[Start RECORDS SUPPLIED]

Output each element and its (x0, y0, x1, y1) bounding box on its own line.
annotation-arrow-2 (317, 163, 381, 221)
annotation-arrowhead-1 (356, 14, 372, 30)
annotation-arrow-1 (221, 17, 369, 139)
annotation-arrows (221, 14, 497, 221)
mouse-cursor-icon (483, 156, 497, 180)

[End RECORDS SUPPLIED]
[Start RECORDS SUPPLIED]

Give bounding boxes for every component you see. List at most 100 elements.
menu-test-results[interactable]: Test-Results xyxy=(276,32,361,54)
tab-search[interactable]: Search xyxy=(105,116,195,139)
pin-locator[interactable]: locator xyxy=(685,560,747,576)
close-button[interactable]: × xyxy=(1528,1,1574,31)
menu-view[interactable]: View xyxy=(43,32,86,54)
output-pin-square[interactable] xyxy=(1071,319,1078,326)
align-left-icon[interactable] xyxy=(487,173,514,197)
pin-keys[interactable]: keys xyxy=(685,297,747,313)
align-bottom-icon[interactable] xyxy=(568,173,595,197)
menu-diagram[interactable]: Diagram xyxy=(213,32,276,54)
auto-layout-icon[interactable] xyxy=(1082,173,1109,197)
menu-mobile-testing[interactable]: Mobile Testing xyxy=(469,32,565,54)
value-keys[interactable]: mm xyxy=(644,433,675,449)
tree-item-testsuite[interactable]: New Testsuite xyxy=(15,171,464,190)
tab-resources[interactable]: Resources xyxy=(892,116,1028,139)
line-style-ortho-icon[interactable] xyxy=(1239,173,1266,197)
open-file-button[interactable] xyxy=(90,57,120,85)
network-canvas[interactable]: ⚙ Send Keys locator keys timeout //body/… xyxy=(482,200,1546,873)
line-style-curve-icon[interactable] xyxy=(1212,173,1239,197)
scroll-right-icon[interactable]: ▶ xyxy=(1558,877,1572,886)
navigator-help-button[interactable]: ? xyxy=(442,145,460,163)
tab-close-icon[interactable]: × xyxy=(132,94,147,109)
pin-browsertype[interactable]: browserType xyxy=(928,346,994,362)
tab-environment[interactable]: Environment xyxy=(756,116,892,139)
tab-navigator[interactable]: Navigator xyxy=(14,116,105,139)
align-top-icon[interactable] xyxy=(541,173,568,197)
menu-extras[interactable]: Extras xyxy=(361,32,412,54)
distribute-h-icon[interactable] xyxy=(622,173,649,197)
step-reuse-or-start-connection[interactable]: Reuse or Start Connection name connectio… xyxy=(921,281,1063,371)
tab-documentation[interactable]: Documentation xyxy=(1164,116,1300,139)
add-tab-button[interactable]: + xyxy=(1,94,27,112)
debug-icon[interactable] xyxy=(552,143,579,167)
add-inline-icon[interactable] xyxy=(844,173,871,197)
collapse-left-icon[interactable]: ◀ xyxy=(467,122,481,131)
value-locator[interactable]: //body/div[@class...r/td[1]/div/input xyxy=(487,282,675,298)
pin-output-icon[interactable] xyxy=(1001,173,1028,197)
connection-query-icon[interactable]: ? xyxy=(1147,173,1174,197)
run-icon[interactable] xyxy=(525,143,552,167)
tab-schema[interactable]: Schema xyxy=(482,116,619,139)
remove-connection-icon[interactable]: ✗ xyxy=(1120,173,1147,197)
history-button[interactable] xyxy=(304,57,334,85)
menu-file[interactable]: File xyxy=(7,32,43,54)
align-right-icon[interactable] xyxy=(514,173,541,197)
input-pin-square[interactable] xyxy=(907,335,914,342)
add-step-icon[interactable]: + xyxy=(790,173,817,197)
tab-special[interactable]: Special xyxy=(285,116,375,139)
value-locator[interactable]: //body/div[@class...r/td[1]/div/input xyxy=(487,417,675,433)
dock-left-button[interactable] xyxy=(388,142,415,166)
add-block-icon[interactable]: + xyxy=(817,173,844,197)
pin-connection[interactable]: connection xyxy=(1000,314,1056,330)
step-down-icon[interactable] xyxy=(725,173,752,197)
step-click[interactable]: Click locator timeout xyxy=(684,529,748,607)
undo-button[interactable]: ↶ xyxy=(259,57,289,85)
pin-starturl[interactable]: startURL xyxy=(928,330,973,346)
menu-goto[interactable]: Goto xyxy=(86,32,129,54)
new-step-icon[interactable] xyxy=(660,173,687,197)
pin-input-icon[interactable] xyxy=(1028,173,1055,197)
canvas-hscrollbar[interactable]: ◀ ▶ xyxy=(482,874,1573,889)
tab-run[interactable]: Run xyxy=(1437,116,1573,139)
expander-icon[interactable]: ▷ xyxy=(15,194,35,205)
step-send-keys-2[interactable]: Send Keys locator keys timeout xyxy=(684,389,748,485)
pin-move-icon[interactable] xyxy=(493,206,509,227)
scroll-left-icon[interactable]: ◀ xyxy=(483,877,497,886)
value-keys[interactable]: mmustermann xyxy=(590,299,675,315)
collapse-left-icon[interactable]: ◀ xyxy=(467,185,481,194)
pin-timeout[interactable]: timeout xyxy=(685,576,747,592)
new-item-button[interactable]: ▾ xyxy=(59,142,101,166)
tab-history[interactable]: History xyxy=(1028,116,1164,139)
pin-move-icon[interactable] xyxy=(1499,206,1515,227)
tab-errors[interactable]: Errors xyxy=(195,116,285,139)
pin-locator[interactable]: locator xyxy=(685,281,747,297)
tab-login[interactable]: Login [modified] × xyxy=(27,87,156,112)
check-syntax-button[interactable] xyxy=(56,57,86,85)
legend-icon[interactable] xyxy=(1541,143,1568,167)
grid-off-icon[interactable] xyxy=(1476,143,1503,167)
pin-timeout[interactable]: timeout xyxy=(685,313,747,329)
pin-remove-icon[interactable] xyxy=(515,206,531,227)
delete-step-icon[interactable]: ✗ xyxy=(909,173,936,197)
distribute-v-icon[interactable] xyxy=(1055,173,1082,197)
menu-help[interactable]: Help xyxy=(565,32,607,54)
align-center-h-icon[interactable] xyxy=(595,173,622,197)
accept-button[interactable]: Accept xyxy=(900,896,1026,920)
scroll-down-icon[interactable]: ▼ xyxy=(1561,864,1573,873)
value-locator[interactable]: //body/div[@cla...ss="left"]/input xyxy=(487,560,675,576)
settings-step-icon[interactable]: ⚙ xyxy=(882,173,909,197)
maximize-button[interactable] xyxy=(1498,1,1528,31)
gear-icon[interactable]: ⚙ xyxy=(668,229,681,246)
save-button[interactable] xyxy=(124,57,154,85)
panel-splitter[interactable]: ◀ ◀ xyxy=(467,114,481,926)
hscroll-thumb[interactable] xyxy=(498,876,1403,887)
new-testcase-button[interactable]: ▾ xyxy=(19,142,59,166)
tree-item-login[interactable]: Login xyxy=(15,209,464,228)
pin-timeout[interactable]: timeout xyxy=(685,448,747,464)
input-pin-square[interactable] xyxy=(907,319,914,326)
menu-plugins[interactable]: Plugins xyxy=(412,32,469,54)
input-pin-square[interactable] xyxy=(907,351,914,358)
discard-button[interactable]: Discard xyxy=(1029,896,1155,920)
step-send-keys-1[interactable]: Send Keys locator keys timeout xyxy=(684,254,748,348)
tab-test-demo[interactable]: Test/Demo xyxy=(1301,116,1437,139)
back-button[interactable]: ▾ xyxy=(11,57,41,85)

[End RECORDS SUPPLIED]

## [DO THIS]
Rewrite the records from the line with "Output each element" to the line with "mouse-cursor-icon (483, 156, 497, 180)", switching "bounding box" to "enclosing rectangle" and leaving everything else unchanged.

## [REPLY TO THE EXERCISE]
Output each element and its (x0, y0, x1, y1) enclosing rectangle on its own line.
annotation-arrow-2 (317, 163, 381, 221)
annotation-arrowhead-1 (356, 14, 372, 30)
annotation-arrow-1 (221, 17, 369, 139)
annotation-arrows (221, 14, 497, 221)
mouse-cursor-icon (483, 156, 497, 180)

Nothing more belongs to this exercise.